Data in this exercise →
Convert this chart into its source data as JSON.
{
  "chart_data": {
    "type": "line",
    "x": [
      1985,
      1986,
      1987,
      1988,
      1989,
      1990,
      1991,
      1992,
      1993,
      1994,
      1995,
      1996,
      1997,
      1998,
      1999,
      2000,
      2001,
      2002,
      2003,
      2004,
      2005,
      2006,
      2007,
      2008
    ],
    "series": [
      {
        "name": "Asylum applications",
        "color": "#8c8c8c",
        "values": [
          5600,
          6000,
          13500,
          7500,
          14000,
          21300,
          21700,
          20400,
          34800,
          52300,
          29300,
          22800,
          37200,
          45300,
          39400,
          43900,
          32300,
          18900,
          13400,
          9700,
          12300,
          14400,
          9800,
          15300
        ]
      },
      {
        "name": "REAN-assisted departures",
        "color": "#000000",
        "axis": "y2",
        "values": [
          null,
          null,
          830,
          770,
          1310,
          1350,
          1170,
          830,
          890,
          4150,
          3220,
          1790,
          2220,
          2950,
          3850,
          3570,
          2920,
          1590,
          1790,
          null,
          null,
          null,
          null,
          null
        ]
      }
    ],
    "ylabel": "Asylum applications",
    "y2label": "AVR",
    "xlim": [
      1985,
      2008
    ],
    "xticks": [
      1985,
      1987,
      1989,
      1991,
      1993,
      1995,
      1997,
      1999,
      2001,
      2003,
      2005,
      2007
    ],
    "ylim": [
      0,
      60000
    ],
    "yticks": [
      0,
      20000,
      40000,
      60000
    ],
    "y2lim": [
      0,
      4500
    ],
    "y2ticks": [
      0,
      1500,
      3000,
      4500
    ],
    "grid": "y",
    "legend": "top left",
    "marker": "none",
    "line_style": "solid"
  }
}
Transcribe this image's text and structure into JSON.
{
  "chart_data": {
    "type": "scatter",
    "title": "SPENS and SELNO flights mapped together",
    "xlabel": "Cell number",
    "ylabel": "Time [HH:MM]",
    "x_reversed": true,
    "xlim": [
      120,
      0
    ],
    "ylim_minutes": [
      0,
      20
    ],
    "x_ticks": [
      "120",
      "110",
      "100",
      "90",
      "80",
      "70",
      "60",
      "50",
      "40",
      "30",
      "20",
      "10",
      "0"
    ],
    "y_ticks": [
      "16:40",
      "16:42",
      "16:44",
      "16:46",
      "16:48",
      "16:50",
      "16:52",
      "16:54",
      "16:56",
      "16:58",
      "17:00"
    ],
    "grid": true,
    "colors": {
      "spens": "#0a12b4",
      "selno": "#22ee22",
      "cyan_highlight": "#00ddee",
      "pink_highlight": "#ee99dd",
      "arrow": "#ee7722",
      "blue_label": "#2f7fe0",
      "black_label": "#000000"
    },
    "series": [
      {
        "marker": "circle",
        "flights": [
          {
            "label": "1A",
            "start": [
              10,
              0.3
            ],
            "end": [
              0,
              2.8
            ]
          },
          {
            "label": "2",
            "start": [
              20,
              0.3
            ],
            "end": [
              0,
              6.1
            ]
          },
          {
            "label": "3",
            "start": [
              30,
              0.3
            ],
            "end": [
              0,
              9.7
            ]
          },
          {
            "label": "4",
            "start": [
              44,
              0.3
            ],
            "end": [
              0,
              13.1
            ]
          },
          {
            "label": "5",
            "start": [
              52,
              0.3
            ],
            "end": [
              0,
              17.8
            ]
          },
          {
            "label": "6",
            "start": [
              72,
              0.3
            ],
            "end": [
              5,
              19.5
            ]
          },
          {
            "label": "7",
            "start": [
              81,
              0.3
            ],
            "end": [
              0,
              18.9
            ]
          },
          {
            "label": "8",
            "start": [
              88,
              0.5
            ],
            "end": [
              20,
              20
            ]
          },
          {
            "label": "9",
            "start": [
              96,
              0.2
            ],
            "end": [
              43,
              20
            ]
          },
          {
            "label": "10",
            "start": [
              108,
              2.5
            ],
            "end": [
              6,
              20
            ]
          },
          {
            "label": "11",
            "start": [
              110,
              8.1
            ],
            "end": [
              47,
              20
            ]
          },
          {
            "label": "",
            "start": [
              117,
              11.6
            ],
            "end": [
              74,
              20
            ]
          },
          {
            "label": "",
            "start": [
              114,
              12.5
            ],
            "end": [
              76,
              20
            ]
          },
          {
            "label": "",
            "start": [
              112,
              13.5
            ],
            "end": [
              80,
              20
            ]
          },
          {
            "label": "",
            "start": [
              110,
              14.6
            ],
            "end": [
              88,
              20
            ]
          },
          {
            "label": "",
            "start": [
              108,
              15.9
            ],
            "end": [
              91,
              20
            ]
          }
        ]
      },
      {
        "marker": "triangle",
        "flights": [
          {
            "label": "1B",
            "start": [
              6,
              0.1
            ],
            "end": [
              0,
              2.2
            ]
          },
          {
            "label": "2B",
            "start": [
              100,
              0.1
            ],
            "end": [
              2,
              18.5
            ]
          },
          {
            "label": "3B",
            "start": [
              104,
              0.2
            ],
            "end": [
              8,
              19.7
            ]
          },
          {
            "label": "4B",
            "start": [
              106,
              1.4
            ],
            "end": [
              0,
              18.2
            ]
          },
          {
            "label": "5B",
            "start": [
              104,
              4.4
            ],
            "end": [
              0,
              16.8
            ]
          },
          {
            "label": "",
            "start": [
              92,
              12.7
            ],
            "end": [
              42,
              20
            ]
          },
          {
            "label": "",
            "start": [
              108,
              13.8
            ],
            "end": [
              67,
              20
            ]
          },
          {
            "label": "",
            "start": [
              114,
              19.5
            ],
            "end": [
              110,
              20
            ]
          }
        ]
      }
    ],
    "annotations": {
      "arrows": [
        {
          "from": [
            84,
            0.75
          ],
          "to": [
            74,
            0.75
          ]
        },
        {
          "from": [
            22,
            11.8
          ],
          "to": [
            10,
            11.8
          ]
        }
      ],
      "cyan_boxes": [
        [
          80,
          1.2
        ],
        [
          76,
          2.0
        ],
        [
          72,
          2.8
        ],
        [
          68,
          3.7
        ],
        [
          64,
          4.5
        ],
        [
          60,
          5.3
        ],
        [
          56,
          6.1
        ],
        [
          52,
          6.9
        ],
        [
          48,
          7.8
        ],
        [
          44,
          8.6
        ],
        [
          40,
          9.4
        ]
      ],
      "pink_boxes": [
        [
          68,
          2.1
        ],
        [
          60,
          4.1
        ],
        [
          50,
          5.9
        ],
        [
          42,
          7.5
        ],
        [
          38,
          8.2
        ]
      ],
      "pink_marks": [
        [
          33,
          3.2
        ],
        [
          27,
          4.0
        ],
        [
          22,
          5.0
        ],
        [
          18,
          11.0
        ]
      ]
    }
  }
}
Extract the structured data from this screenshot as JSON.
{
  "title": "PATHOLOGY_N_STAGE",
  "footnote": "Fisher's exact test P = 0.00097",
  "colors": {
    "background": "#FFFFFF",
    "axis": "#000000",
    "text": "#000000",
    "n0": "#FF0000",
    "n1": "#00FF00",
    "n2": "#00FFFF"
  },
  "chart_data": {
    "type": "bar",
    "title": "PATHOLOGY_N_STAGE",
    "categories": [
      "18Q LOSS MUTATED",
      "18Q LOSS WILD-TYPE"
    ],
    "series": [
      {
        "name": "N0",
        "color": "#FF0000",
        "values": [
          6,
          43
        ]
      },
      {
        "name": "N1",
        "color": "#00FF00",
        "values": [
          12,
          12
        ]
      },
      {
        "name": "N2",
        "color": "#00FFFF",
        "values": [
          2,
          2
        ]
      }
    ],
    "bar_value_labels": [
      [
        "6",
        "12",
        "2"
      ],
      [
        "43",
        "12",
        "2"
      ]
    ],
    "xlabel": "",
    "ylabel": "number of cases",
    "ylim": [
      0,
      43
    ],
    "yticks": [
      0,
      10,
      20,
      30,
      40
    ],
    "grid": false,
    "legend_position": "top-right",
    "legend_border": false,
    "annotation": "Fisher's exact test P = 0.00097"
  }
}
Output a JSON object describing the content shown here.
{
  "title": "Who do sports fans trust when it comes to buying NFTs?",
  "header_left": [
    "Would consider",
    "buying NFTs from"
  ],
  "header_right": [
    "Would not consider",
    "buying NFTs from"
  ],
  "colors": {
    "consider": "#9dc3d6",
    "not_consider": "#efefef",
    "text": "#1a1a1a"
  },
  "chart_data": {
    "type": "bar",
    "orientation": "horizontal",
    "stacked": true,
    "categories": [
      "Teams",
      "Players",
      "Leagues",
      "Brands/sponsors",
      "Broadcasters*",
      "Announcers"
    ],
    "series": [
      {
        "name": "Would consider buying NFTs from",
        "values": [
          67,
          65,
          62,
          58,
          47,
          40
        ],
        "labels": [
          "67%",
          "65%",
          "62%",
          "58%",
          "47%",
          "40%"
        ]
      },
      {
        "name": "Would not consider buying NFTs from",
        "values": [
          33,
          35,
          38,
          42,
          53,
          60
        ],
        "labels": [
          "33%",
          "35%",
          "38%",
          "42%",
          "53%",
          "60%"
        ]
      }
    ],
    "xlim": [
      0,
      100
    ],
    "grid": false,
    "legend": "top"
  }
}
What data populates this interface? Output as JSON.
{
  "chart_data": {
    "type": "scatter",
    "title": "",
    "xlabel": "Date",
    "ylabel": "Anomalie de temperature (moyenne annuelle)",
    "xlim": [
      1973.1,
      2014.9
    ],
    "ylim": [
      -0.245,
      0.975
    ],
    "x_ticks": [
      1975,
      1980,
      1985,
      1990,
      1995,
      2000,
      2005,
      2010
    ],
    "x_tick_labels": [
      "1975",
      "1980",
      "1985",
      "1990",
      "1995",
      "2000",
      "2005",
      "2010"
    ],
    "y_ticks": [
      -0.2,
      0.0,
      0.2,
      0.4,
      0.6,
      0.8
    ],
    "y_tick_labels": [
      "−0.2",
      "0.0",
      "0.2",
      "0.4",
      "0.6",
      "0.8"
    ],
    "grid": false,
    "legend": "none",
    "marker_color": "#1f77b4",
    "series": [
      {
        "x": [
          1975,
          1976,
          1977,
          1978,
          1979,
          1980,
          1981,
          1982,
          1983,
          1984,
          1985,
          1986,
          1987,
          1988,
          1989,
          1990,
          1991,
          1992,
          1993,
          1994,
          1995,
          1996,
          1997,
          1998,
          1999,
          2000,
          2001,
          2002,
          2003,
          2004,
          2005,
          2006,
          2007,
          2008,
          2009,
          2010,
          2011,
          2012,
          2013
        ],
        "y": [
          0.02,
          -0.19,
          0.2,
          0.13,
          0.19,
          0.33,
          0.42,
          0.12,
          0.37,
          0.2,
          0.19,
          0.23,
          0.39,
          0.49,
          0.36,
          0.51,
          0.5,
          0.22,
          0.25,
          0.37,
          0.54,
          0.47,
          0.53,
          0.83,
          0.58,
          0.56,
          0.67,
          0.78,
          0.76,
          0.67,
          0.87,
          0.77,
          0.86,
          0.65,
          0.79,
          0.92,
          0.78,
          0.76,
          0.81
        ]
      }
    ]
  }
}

What to do →
Where a line above includes "name", copy that line.

Output of the exercise →
        "name": "Asylum applications",
        "name": "REAN-assisted departures",
        "name": "N0",
        "name": "N1",
        "name": "N2",
        "name": "Would consider buying NFTs from",
        "name": "Would not consider buying NFTs from",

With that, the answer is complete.